* [EXERCISE AIM]: Produce an exact copy of all the records.

○ ○ ○ ○ ○ ○ ○

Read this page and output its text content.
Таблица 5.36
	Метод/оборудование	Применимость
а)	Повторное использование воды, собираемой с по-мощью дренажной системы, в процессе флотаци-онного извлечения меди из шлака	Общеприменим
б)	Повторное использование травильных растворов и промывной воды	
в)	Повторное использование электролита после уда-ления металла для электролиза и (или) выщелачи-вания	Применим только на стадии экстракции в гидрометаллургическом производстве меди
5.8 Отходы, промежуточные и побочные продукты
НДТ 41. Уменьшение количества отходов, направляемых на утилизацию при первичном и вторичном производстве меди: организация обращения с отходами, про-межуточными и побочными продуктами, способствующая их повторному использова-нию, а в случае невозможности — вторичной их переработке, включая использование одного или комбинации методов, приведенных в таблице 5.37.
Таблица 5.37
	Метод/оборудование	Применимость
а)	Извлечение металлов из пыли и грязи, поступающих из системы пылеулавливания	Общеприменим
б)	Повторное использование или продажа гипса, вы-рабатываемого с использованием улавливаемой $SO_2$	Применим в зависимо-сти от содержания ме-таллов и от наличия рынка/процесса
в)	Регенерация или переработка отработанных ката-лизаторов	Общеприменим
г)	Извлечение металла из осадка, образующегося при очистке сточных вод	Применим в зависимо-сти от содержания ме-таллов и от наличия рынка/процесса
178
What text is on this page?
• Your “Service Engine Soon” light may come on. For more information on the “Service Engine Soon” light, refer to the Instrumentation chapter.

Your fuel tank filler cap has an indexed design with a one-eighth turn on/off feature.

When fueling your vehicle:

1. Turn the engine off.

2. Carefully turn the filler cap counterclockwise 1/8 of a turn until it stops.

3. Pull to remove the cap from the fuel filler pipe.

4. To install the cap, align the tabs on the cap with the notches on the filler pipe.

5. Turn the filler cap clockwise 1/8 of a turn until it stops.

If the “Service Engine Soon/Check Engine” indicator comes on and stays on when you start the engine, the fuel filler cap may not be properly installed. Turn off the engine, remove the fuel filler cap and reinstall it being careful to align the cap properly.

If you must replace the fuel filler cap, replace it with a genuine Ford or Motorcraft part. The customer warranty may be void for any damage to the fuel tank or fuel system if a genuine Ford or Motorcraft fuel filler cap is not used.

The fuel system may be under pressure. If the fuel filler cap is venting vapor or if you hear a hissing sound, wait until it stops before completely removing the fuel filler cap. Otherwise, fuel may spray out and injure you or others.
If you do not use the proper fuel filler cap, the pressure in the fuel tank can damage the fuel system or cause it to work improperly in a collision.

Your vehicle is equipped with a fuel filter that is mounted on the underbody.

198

○ ○ ○ ○ ○ ○ ○

* [TASK OUTPUT]:
Read this page and output its text content.
Таблица 5.36
	Метод/оборудование	Применимость
а)	Повторное использование воды, собираемой с по-мощью дренажной системы, в процессе флотаци-онного извлечения меди из шлака	Общеприменим
б)	Повторное использование травильных растворов и промывной воды	
в)	Повторное использование электролита после уда-ления металла для электролиза и (или) выщелачи-вания	Применим только на стадии экстракции в гидрометаллургическом производстве меди
5.8 Отходы, промежуточные и побочные продукты
НДТ 41. Уменьшение количества отходов, направляемых на утилизацию при первичном и вторичном производстве меди: организация обращения с отходами, про-межуточными и побочными продуктами, способствующая их повторному использова-нию, а в случае невозможности — вторичной их переработке, включая использование одного или комбинации методов, приведенных в таблице 5.37.
Таблица 5.37
	Метод/оборудование	Применимость
а)	Извлечение металлов из пыли и грязи, поступающих из системы пылеулавливания	Общеприменим
б)	Повторное использование или продажа гипса, вы-рабатываемого с использованием улавливаемой $SO_2$	Применим в зависимо-сти от содержания ме-таллов и от наличия рынка/процесса
в)	Регенерация или переработка отработанных ката-лизаторов	Общеприменим
г)	Извлечение металла из осадка, образующегося при очистке сточных вод	Применим в зависимо-сти от содержания ме-таллов и от наличия рынка/процесса
178
What text is on this page?
• Your “Service Engine Soon” light may come on. For more information on the “Service Engine Soon” light, refer to the Instrumentation chapter.

Your fuel tank filler cap has an indexed design with a one-eighth turn on/off feature.

When fueling your vehicle:

1. Turn the engine off.

2. Carefully turn the filler cap counterclockwise 1/8 of a turn until it stops.

3. Pull to remove the cap from the fuel filler pipe.

4. To install the cap, align the tabs on the cap with the notches on the filler pipe.

5. Turn the filler cap clockwise 1/8 of a turn until it stops.

If the “Service Engine Soon/Check Engine” indicator comes on and stays on when you start the engine, the fuel filler cap may not be properly installed. Turn off the engine, remove the fuel filler cap and reinstall it being careful to align the cap properly.

If you must replace the fuel filler cap, replace it with a genuine Ford or Motorcraft part. The customer warranty may be void for any damage to the fuel tank or fuel system if a genuine Ford or Motorcraft fuel filler cap is not used.

The fuel system may be under pressure. If the fuel filler cap is venting vapor or if you hear a hissing sound, wait until it stops before completely removing the fuel filler cap. Otherwise, fuel may spray out and injure you or others.
If you do not use the proper fuel filler cap, the pressure in the fuel tank can damage the fuel system or cause it to work improperly in a collision.

Your vehicle is equipped with a fuel filter that is mounted on the underbody.

198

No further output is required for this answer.